• [LISTING]
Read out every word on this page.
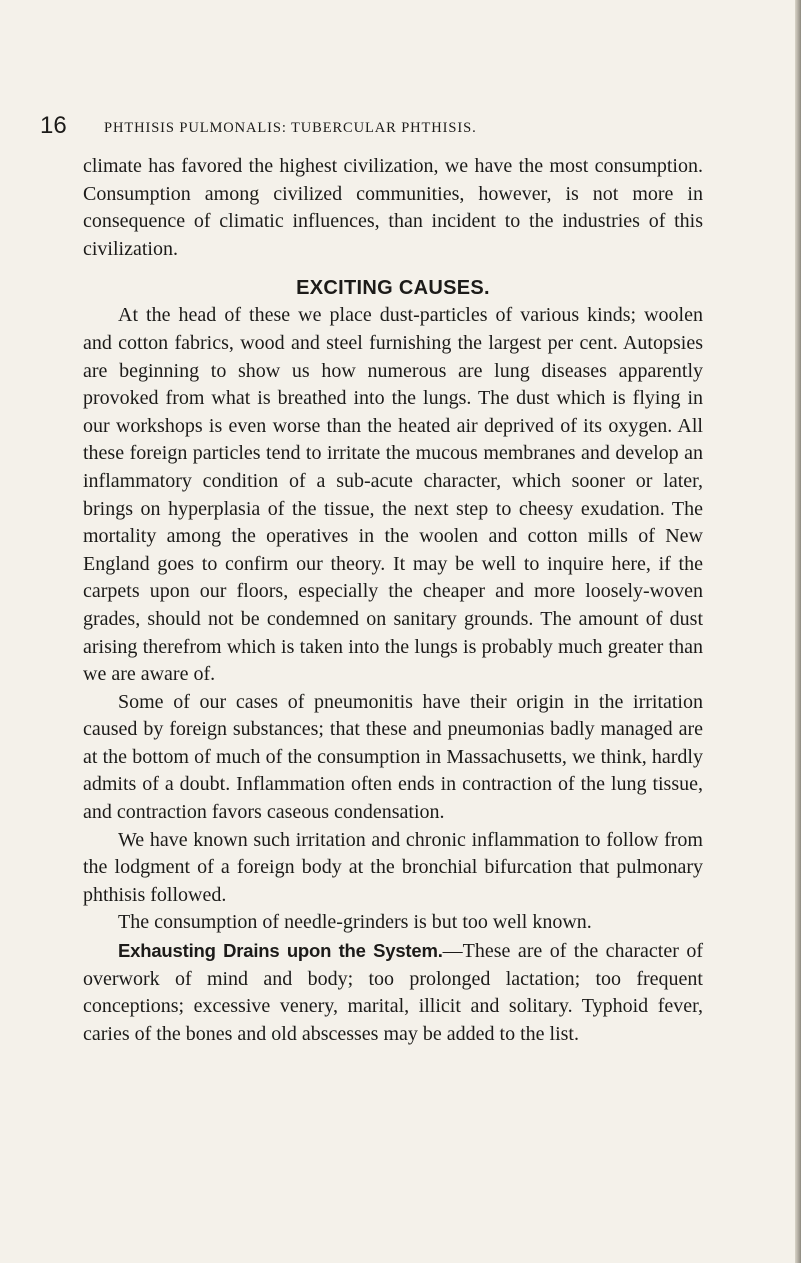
16	PHTHISIS PULMONALIS: TUBERCULAR PHTHISIS.

climate has favored the highest civilization, we have the most consumption. Consumption among civilized communities, however, is not more in consequence of climatic influences, than incident to the industries of this civilization.

EXCITING CAUSES.

At the head of these we place dust-particles of various kinds; woolen and cotton fabrics, wood and steel furnishing the largest per cent. Autopsies are beginning to show us how numerous are lung diseases apparently provoked from what is breathed into the lungs. The dust which is flying in our workshops is even worse than the heated air deprived of its oxygen. All these foreign particles tend to irritate the mucous membranes and develop an inflammatory condition of a sub-acute character, which sooner or later, brings on hyperplasia of the tissue, the next step to cheesy exudation. The mortality among the operatives in the woolen and cotton mills of New England goes to confirm our theory. It may be well to inquire here, if the carpets upon our floors, especially the cheaper and more loosely-woven grades, should not be condemned on sanitary grounds. The amount of dust arising therefrom which is taken into the lungs is probably much greater than we are aware of.

Some of our cases of pneumonitis have their origin in the irritation caused by foreign substances; that these and pneumonias badly managed are at the bottom of much of the consumption in Massachusetts, we think, hardly admits of a doubt. Inflammation often ends in contraction of the lung tissue, and contraction favors caseous condensation.

We have known such irritation and chronic inflammation to follow from the lodgment of a foreign body at the bronchial bifurcation that pulmonary phthisis followed.

The consumption of needle-grinders is but too well known.

Exhausting Drains upon the System.—These are of the character of overwork of mind and body; too prolonged lactation; too frequent conceptions; excessive venery, marital, illicit and solitary. Typhoid fever, caries of the bones and old abscesses may be added to the list.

• [THE TASK] All records must be output exactly as they are, except for the pictures, which are left out.

• [EXERCISE OUTPUT]
Read out every word on this page.
16	PHTHISIS PULMONALIS: TUBERCULAR PHTHISIS.

climate has favored the highest civilization, we have the most consumption. Consumption among civilized communities, however, is not more in consequence of climatic influences, than incident to the industries of this civilization.

EXCITING CAUSES.

At the head of these we place dust-particles of various kinds; woolen and cotton fabrics, wood and steel furnishing the largest per cent. Autopsies are beginning to show us how numerous are lung diseases apparently provoked from what is breathed into the lungs. The dust which is flying in our workshops is even worse than the heated air deprived of its oxygen. All these foreign particles tend to irritate the mucous membranes and develop an inflammatory condition of a sub-acute character, which sooner or later, brings on hyperplasia of the tissue, the next step to cheesy exudation. The mortality among the operatives in the woolen and cotton mills of New England goes to confirm our theory. It may be well to inquire here, if the carpets upon our floors, especially the cheaper and more loosely-woven grades, should not be condemned on sanitary grounds. The amount of dust arising therefrom which is taken into the lungs is probably much greater than we are aware of.

Some of our cases of pneumonitis have their origin in the irritation caused by foreign substances; that these and pneumonias badly managed are at the bottom of much of the consumption in Massachusetts, we think, hardly admits of a doubt. Inflammation often ends in contraction of the lung tissue, and contraction favors caseous condensation.

We have known such irritation and chronic inflammation to follow from the lodgment of a foreign body at the bronchial bifurcation that pulmonary phthisis followed.

The consumption of needle-grinders is but too well known.

Exhausting Drains upon the System.—These are of the character of overwork of mind and body; too prolonged lactation; too frequent conceptions; excessive venery, marital, illicit and solitary. Typhoid fever, caries of the bones and old abscesses may be added to the list.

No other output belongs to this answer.